# What this task involves:
Find the word "Cancel" in the records below. List each line containing it.

— BEGIN Input —

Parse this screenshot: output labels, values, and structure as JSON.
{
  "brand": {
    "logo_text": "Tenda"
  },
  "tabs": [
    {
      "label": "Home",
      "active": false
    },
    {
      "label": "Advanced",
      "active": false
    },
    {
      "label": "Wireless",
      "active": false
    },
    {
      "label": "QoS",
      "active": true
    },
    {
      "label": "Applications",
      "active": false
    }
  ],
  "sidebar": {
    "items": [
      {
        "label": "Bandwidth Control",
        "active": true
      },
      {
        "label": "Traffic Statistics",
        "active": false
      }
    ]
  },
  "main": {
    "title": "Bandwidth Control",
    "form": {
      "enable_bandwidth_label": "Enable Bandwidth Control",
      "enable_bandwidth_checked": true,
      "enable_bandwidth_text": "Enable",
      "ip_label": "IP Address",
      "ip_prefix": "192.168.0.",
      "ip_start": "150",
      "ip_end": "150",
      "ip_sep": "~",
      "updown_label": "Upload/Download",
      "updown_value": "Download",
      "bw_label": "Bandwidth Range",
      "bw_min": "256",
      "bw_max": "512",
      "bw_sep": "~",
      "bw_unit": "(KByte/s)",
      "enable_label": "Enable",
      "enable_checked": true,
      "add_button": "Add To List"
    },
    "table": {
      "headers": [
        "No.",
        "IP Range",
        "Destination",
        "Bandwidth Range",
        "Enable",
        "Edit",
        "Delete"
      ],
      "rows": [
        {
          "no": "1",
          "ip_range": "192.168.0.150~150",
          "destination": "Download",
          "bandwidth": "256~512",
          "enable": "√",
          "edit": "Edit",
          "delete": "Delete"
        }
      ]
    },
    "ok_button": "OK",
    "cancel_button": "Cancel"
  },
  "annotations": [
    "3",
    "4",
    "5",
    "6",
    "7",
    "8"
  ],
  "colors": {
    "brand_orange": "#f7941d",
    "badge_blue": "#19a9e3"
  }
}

— END Input —
— BEGIN Input —

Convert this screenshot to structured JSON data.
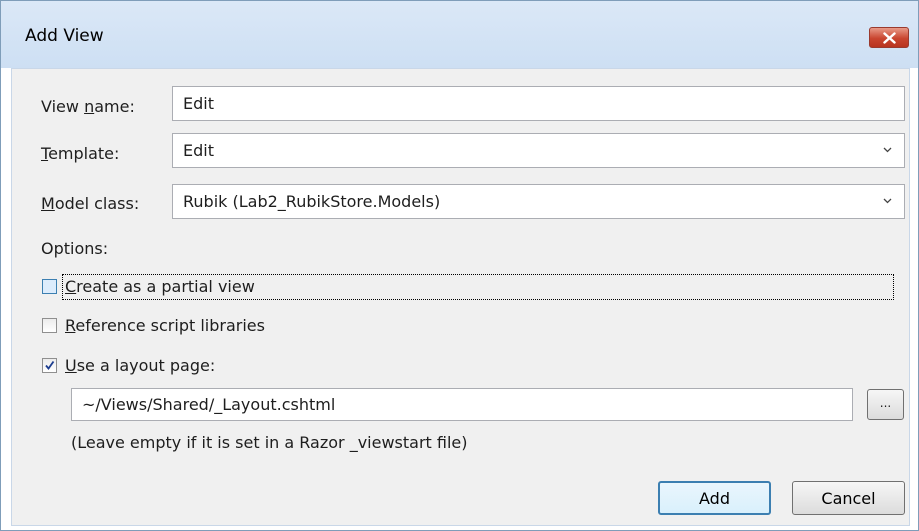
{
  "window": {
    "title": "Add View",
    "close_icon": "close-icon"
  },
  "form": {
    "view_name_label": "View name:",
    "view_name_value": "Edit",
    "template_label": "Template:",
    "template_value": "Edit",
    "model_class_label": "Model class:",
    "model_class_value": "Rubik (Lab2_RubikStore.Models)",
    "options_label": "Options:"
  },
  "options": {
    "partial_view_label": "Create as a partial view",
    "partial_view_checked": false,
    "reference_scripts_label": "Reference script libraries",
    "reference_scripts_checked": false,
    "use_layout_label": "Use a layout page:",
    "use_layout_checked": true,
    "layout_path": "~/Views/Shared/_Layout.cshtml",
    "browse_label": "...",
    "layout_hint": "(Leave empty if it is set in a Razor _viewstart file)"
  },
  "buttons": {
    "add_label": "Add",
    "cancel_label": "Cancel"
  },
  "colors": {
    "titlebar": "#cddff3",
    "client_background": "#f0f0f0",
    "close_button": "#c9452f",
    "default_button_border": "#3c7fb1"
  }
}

— END Input —

# Answer for the task:
    "cancel_button": "Cancel"
    "cancel_label": "Cancel"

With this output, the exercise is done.